═══ DATA FOR THIS TASK ═══

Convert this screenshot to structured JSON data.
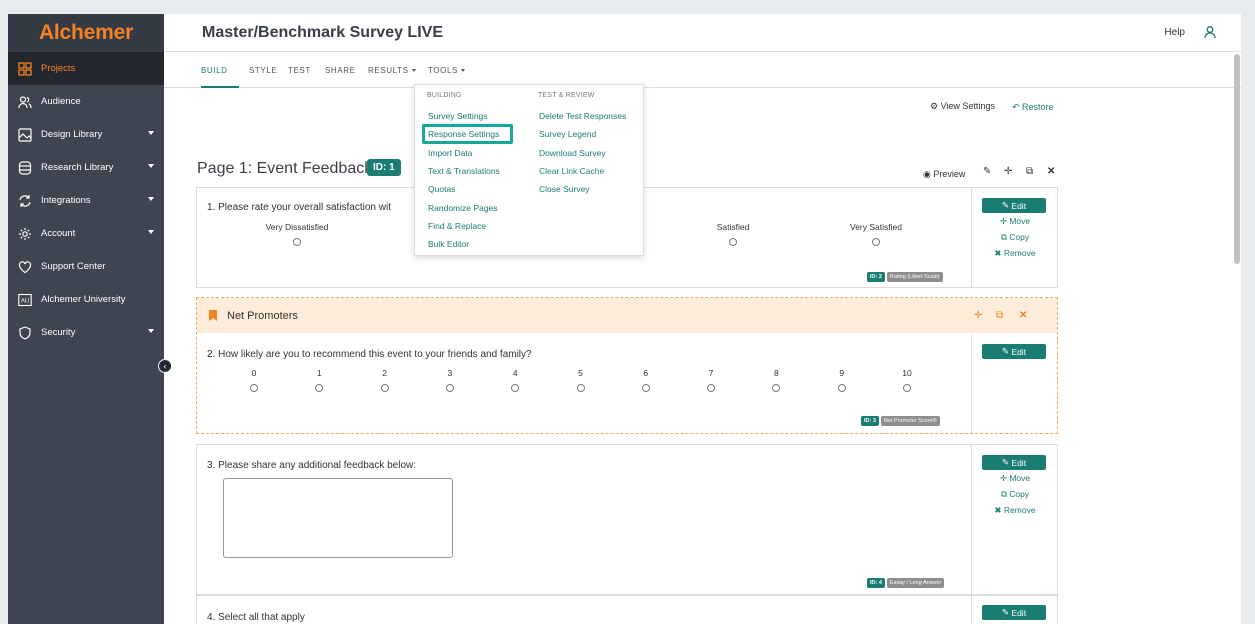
{
  "app": {
    "logo_text": "Alchemer",
    "survey_title": "Master/Benchmark Survey LIVE",
    "help_label": "Help"
  },
  "sidebar": {
    "items": [
      {
        "label": "Projects"
      },
      {
        "label": "Audience"
      },
      {
        "label": "Design Library"
      },
      {
        "label": "Research Library"
      },
      {
        "label": "Integrations"
      },
      {
        "label": "Account"
      },
      {
        "label": "Support Center"
      },
      {
        "label": "Alchemer University"
      },
      {
        "label": "Security"
      }
    ],
    "university_badge": "AU"
  },
  "tabs": {
    "build": "BUILD",
    "style": "STYLE",
    "test": "TEST",
    "share": "SHARE",
    "results": "RESULTS",
    "tools": "TOOLS"
  },
  "toolbar": {
    "view_settings": "View Settings",
    "restore": "Restore",
    "preview": "Preview"
  },
  "page": {
    "title": "Page 1: Event Feedback",
    "id_badge": "ID: 1"
  },
  "q1": {
    "text": "1. Please rate your overall satisfaction wit",
    "scale": [
      "Very Dissatisfied",
      "Satisfied",
      "Very Satisfied"
    ],
    "id_badge": "ID: 2",
    "type_badge": "Rating (Likert Scale)"
  },
  "nps": {
    "header": "Net Promoters",
    "text": "2. How likely are you to recommend this event to your friends and family?",
    "scale": [
      "0",
      "1",
      "2",
      "3",
      "4",
      "5",
      "6",
      "7",
      "8",
      "9",
      "10"
    ],
    "id_badge": "ID: 3",
    "type_badge": "Net Promoter Score®"
  },
  "q3": {
    "text": "3. Please share any additional feedback below:",
    "id_badge": "ID: 4",
    "type_badge": "Essay / Long Answer"
  },
  "q4": {
    "text": "4. Select all that apply"
  },
  "side_actions": {
    "edit": "Edit",
    "move": "Move",
    "copy": "Copy",
    "remove": "Remove"
  },
  "tools_menu": {
    "building_header": "BUILDING",
    "test_header": "TEST & REVIEW",
    "building": [
      "Survey Settings",
      "Response Settings",
      "Import Data",
      "Text & Translations",
      "Quotas",
      "Randomize Pages",
      "Find & Replace",
      "Bulk Editor"
    ],
    "test": [
      "Delete Test Responses",
      "Survey Legend",
      "Download Survey",
      "Clear Link Cache",
      "Close Survey"
    ]
  },
  "colors": {
    "accent": "#1a7d72",
    "brand": "#f58220",
    "sidebar": "#3e4550",
    "nps_header": "#fdecd8",
    "highlight": "#16a799"
  }
}
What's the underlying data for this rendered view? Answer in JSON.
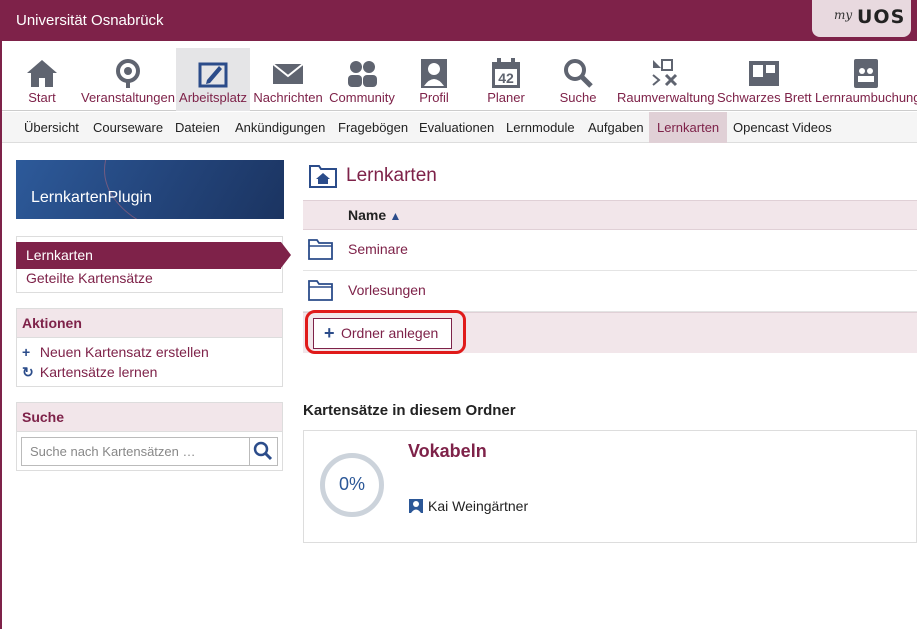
{
  "header": {
    "brand": "Universität Osnabrück",
    "my_logo": "my",
    "uos_logo": "UOS"
  },
  "navbar": {
    "items": [
      {
        "label": "Start",
        "icon": "home-icon"
      },
      {
        "label": "Veranstaltungen",
        "icon": "seminar-icon"
      },
      {
        "label": "Arbeitsplatz",
        "icon": "workplace-icon",
        "active": true
      },
      {
        "label": "Nachrichten",
        "icon": "mail-icon"
      },
      {
        "label": "Community",
        "icon": "community-icon"
      },
      {
        "label": "Profil",
        "icon": "profile-icon"
      },
      {
        "label": "Planer",
        "icon": "calendar-icon",
        "day": "42"
      },
      {
        "label": "Suche",
        "icon": "search-icon"
      },
      {
        "label": "Raumverwaltung",
        "icon": "room-icon"
      },
      {
        "label": "Schwarzes Brett",
        "icon": "board-icon"
      },
      {
        "label": "Lernraumbuchung",
        "icon": "booking-icon"
      }
    ]
  },
  "subnav": {
    "tabs": [
      {
        "label": "Übersicht"
      },
      {
        "label": "Courseware"
      },
      {
        "label": "Dateien"
      },
      {
        "label": "Ankündigungen"
      },
      {
        "label": "Fragebögen"
      },
      {
        "label": "Evaluationen"
      },
      {
        "label": "Lernmodule"
      },
      {
        "label": "Aufgaben"
      },
      {
        "label": "Lernkarten",
        "active": true
      },
      {
        "label": "Opencast Videos"
      }
    ]
  },
  "sidebar": {
    "plugin_title": "LernkartenPlugin",
    "nav_active": "Lernkarten",
    "nav_item": "Geteilte Kartensätze",
    "actions_title": "Aktionen",
    "action_create": "Neuen Kartensatz erstellen",
    "action_learn": "Kartensätze lernen",
    "search_title": "Suche",
    "search_placeholder": "Suche nach Kartensätzen …"
  },
  "main": {
    "title": "Lernkarten",
    "column_name": "Name",
    "folders": [
      {
        "name": "Seminare"
      },
      {
        "name": "Vorlesungen"
      }
    ],
    "new_folder_button": "Ordner anlegen",
    "section_title": "Kartensätze in diesem Ordner",
    "card": {
      "title": "Vokabeln",
      "progress": "0%",
      "progress_value": 0,
      "author": "Kai Weingärtner"
    }
  },
  "colors": {
    "brand": "#7e2249",
    "accent_blue": "#2b4c8a",
    "highlight": "#e01a1a"
  }
}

═══

■ TASK STATEMENT ■
Extract the full listing above verbatim; pictures are to be left out of the copy.

■ WRITTEN ANSWER ■
Convert this screenshot to structured JSON data.
{
  "app": {
    "logo_text": "Alchemer",
    "survey_title": "Master/Benchmark Survey LIVE",
    "help_label": "Help"
  },
  "sidebar": {
    "items": [
      {
        "label": "Projects"
      },
      {
        "label": "Audience"
      },
      {
        "label": "Design Library"
      },
      {
        "label": "Research Library"
      },
      {
        "label": "Integrations"
      },
      {
        "label": "Account"
      },
      {
        "label": "Support Center"
      },
      {
        "label": "Alchemer University"
      },
      {
        "label": "Security"
      }
    ],
    "university_badge": "AU"
  },
  "tabs": {
    "build": "BUILD",
    "style": "STYLE",
    "test": "TEST",
    "share": "SHARE",
    "results": "RESULTS",
    "tools": "TOOLS"
  },
  "toolbar": {
    "view_settings": "View Settings",
    "restore": "Restore",
    "preview": "Preview"
  },
  "page": {
    "title": "Page 1: Event Feedback",
    "id_badge": "ID: 1"
  },
  "q1": {
    "text": "1. Please rate your overall satisfaction wit",
    "scale": [
      "Very Dissatisfied",
      "Satisfied",
      "Very Satisfied"
    ],
    "id_badge": "ID: 2",
    "type_badge": "Rating (Likert Scale)"
  },
  "nps": {
    "header": "Net Promoters",
    "text": "2. How likely are you to recommend this event to your friends and family?",
    "scale": [
      "0",
      "1",
      "2",
      "3",
      "4",
      "5",
      "6",
      "7",
      "8",
      "9",
      "10"
    ],
    "id_badge": "ID: 3",
    "type_badge": "Net Promoter Score®"
  },
  "q3": {
    "text": "3. Please share any additional feedback below:",
    "id_badge": "ID: 4",
    "type_badge": "Essay / Long Answer"
  },
  "q4": {
    "text": "4. Select all that apply"
  },
  "side_actions": {
    "edit": "Edit",
    "move": "Move",
    "copy": "Copy",
    "remove": "Remove"
  },
  "tools_menu": {
    "building_header": "BUILDING",
    "test_header": "TEST & REVIEW",
    "building": [
      "Survey Settings",
      "Response Settings",
      "Import Data",
      "Text & Translations",
      "Quotas",
      "Randomize Pages",
      "Find & Replace",
      "Bulk Editor"
    ],
    "test": [
      "Delete Test Responses",
      "Survey Legend",
      "Download Survey",
      "Clear Link Cache",
      "Close Survey"
    ]
  },
  "colors": {
    "accent": "#1a7d72",
    "brand": "#f58220",
    "sidebar": "#3e4550",
    "nps_header": "#fdecd8",
    "highlight": "#16a799"
  }
}
What's the underlying data for this rendered view? Answer in JSON.
{
  "header": {
    "brand": "Universität Osnabrück",
    "my_logo": "my",
    "uos_logo": "UOS"
  },
  "navbar": {
    "items": [
      {
        "label": "Start",
        "icon": "home-icon"
      },
      {
        "label": "Veranstaltungen",
        "icon": "seminar-icon"
      },
      {
        "label": "Arbeitsplatz",
        "icon": "workplace-icon",
        "active": true
      },
      {
        "label": "Nachrichten",
        "icon": "mail-icon"
      },
      {
        "label": "Community",
        "icon": "community-icon"
      },
      {
        "label": "Profil",
        "icon": "profile-icon"
      },
      {
        "label": "Planer",
        "icon": "calendar-icon",
        "day": "42"
      },
      {
        "label": "Suche",
        "icon": "search-icon"
      },
      {
        "label": "Raumverwaltung",
        "icon": "room-icon"
      },
      {
        "label": "Schwarzes Brett",
        "icon": "board-icon"
      },
      {
        "label": "Lernraumbuchung",
        "icon": "booking-icon"
      }
    ]
  },
  "subnav": {
    "tabs": [
      {
        "label": "Übersicht"
      },
      {
        "label": "Courseware"
      },
      {
        "label": "Dateien"
      },
      {
        "label": "Ankündigungen"
      },
      {
        "label": "Fragebögen"
      },
      {
        "label": "Evaluationen"
      },
      {
        "label": "Lernmodule"
      },
      {
        "label": "Aufgaben"
      },
      {
        "label": "Lernkarten",
        "active": true
      },
      {
        "label": "Opencast Videos"
      }
    ]
  },
  "sidebar": {
    "plugin_title": "LernkartenPlugin",
    "nav_active": "Lernkarten",
    "nav_item": "Geteilte Kartensätze",
    "actions_title": "Aktionen",
    "action_create": "Neuen Kartensatz erstellen",
    "action_learn": "Kartensätze lernen",
    "search_title": "Suche",
    "search_placeholder": "Suche nach Kartensätzen …"
  },
  "main": {
    "title": "Lernkarten",
    "column_name": "Name",
    "folders": [
      {
        "name": "Seminare"
      },
      {
        "name": "Vorlesungen"
      }
    ],
    "new_folder_button": "Ordner anlegen",
    "section_title": "Kartensätze in diesem Ordner",
    "card": {
      "title": "Vokabeln",
      "progress": "0%",
      "progress_value": 0,
      "author": "Kai Weingärtner"
    }
  },
  "colors": {
    "brand": "#7e2249",
    "accent_blue": "#2b4c8a",
    "highlight": "#e01a1a"
  }
}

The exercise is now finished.